— START OF RECORDED INFORMATION —

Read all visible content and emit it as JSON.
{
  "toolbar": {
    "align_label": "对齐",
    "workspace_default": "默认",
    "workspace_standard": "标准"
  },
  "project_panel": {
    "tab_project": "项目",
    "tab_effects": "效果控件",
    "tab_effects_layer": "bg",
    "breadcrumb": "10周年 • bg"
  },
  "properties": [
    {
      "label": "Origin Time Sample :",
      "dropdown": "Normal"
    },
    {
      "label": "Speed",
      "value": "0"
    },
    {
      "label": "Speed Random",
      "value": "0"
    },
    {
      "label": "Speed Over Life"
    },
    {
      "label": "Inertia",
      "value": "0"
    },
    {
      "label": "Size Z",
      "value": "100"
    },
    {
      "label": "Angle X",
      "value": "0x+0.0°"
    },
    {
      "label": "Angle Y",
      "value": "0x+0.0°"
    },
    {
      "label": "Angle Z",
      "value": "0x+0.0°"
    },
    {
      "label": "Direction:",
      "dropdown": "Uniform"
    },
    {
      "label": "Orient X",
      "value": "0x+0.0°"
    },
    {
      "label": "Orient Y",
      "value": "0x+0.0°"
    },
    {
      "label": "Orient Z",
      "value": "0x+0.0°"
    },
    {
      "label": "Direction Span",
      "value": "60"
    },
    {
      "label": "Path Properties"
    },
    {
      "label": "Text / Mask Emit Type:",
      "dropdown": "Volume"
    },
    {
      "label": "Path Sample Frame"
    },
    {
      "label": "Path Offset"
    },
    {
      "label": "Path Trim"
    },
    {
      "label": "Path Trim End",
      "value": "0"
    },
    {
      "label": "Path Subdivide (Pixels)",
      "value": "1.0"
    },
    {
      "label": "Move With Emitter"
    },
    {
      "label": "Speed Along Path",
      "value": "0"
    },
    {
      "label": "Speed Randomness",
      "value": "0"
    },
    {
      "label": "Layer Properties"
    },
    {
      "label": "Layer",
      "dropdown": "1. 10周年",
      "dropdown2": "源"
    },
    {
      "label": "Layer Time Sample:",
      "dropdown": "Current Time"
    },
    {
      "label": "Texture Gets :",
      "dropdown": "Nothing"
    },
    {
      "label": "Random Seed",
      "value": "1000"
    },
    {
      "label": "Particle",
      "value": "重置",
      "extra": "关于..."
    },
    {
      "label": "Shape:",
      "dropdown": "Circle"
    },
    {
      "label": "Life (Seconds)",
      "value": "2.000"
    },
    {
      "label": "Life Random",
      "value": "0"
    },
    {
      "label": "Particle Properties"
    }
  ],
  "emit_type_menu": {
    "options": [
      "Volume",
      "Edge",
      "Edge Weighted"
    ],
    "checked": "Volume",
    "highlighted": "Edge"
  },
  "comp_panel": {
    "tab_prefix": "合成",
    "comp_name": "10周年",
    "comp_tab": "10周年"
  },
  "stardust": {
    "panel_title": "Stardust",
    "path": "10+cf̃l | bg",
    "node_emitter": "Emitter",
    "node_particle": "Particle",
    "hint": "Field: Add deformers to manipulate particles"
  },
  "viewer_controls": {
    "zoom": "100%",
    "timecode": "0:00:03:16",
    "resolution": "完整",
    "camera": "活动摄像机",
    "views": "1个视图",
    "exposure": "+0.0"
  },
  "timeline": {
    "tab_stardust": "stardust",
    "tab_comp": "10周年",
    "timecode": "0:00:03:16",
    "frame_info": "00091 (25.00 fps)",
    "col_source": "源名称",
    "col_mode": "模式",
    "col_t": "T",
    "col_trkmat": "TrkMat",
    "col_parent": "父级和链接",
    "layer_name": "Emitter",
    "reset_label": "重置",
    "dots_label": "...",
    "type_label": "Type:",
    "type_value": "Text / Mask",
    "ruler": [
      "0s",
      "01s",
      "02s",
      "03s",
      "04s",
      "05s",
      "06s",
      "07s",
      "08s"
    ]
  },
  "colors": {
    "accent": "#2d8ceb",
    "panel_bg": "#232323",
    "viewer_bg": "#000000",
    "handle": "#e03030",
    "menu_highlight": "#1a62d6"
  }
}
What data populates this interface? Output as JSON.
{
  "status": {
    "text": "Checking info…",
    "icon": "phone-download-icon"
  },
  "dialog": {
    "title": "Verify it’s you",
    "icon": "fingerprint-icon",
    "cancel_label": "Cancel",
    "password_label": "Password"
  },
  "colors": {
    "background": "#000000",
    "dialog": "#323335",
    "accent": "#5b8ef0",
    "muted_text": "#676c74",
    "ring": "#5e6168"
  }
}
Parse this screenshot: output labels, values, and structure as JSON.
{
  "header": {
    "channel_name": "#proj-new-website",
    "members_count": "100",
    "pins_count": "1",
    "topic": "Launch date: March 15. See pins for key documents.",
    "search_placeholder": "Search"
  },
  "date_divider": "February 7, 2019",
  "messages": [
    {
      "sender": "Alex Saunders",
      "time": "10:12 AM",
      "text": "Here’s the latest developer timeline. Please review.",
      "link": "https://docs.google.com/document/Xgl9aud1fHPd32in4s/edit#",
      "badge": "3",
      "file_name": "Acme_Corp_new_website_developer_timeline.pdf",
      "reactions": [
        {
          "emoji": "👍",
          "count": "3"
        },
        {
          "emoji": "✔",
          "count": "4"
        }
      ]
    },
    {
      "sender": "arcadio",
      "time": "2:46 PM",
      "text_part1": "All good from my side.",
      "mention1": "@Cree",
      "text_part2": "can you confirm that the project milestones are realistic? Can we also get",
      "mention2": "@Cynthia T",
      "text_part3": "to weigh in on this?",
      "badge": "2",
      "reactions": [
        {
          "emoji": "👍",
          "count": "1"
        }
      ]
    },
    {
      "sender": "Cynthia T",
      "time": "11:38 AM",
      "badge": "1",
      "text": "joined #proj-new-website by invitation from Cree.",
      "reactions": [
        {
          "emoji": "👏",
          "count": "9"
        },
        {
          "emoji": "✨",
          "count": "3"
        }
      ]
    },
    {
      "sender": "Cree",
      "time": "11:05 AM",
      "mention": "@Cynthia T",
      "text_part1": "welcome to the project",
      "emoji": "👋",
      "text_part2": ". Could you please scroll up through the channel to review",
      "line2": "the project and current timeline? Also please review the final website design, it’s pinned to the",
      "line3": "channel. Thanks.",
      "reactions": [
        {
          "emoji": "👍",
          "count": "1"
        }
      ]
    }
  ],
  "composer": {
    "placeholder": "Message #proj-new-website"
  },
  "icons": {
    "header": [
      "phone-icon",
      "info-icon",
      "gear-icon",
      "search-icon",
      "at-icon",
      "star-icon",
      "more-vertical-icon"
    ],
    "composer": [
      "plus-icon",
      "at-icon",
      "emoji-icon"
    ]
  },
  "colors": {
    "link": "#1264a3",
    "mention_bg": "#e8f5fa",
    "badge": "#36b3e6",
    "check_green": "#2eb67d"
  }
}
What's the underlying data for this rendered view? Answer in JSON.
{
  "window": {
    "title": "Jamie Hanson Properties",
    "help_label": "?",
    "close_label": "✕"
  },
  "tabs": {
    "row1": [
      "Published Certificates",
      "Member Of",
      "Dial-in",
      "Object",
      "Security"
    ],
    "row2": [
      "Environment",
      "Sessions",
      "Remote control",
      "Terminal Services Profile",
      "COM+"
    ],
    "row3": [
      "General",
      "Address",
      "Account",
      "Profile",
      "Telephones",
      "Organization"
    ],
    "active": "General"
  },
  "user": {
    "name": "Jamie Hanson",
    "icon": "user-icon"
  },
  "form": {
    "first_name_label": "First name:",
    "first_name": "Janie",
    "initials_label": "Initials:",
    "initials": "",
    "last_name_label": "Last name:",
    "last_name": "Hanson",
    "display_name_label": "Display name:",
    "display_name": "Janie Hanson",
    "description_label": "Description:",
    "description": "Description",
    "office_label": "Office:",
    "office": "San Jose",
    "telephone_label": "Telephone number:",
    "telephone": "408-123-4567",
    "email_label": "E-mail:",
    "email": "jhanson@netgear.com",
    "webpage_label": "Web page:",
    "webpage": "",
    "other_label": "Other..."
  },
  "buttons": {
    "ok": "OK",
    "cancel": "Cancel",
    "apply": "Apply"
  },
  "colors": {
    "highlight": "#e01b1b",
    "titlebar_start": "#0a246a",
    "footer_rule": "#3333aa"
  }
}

— END OF RECORDED INFORMATION —

GIVEN INSTRUCTION: Every line in the data above that contains "JSON" needs to be copied.

FINAL RESULT:
Read all visible content and emit it as JSON.
What data populates this interface? Output as JSON.
Parse this screenshot: output labels, values, and structure as JSON.
What's the underlying data for this rendered view? Answer in JSON.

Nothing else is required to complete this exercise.